> _Set task_
Look through the entries and report how many lines include the word "icon". Give the number alone.
[start Entries provided]
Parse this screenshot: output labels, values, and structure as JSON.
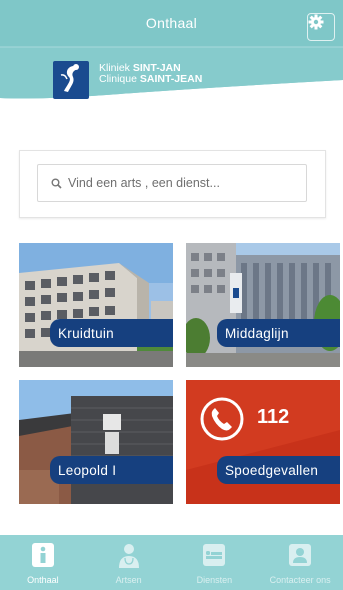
{
  "header": {
    "title": "Onthaal",
    "settings_icon": "gear-icon",
    "bg_color": "#7fc7c8"
  },
  "brand": {
    "line1_prefix": "Kliniek ",
    "line1_bold": "SINT-JAN",
    "line2_prefix": "Clinique ",
    "line2_bold": "SAINT-JEAN",
    "logo_icon": "saint-logo-icon"
  },
  "search": {
    "placeholder": "Vind een arts , een dienst...",
    "icon": "search-icon"
  },
  "tiles": [
    {
      "label": "Kruidtuin"
    },
    {
      "label": "Middaglijn"
    },
    {
      "label": "Leopold I"
    },
    {
      "label": "Spoedgevallen",
      "number": "112",
      "icon": "phone-icon",
      "bg_color": "#c8321a"
    }
  ],
  "nav": {
    "items": [
      {
        "label": "Onthaal",
        "icon": "info-icon",
        "active": true
      },
      {
        "label": "Artsen",
        "icon": "doctor-icon",
        "active": false
      },
      {
        "label": "Diensten",
        "icon": "bed-icon",
        "active": false
      },
      {
        "label": "Contacteer ons",
        "icon": "contact-icon",
        "active": false
      }
    ]
  }
}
[end Entries provided]
> _Task answer_
8